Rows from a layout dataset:
# # # # #

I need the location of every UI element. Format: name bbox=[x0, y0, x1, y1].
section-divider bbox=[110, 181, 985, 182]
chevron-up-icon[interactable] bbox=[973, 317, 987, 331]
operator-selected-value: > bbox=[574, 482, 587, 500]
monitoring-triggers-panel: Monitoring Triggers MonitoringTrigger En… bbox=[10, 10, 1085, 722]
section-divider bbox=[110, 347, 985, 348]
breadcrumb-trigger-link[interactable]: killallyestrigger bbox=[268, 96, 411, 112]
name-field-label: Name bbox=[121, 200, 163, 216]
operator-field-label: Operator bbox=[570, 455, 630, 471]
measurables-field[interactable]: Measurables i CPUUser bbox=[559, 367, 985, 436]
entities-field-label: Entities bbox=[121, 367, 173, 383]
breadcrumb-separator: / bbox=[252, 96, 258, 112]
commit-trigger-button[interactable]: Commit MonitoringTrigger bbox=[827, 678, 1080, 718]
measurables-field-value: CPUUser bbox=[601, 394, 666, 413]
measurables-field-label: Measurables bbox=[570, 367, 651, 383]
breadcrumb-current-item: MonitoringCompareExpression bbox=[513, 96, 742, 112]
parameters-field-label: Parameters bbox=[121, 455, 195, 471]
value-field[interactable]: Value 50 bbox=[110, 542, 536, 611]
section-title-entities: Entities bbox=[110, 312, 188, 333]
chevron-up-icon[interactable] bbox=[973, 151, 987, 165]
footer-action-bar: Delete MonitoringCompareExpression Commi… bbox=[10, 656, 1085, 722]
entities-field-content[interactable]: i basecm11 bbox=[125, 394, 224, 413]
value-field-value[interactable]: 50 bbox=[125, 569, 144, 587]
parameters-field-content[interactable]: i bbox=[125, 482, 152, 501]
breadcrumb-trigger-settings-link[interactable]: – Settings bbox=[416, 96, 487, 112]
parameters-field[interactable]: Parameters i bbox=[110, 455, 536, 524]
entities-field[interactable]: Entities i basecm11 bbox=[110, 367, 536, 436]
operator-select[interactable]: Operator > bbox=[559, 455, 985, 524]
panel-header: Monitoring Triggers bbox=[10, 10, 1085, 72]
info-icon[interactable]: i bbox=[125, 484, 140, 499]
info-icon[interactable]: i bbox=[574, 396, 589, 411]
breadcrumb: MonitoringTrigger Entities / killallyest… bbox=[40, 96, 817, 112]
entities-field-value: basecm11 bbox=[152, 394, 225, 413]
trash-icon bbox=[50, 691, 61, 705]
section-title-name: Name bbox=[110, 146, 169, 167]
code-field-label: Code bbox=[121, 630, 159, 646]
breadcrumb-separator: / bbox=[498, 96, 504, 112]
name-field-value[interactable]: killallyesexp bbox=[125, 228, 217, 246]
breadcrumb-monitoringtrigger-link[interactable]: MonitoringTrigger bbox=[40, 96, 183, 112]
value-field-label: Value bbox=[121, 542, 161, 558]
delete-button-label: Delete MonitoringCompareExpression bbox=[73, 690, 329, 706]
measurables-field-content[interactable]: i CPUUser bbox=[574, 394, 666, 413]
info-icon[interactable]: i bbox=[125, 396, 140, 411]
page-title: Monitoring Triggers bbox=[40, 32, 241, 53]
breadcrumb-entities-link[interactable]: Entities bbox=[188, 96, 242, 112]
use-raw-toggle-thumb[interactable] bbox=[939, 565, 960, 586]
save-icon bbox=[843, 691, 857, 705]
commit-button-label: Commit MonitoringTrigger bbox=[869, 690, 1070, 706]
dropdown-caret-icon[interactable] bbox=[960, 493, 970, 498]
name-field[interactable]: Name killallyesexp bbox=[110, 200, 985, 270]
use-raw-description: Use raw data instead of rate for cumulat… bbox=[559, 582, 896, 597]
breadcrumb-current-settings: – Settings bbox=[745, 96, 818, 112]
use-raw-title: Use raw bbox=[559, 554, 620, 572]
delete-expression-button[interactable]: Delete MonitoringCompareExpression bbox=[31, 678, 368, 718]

# # # # #

§ Task description
Copy the data verbatim, from its first line through the line that contains "measurables-field[interactable]: Measurables i".

§ Solution for this task
I need the location of every UI element. Format: name bbox=[x0, y0, x1, y1].
section-divider bbox=[110, 181, 985, 182]
chevron-up-icon[interactable] bbox=[973, 317, 987, 331]
operator-selected-value: > bbox=[574, 482, 587, 500]
monitoring-triggers-panel: Monitoring Triggers MonitoringTrigger En… bbox=[10, 10, 1085, 722]
section-divider bbox=[110, 347, 985, 348]
breadcrumb-trigger-link[interactable]: killallyestrigger bbox=[268, 96, 411, 112]
name-field-label: Name bbox=[121, 200, 163, 216]
operator-field-label: Operator bbox=[570, 455, 630, 471]
measurables-field[interactable]: Measurables i CPUUser bbox=[559, 367, 985, 436]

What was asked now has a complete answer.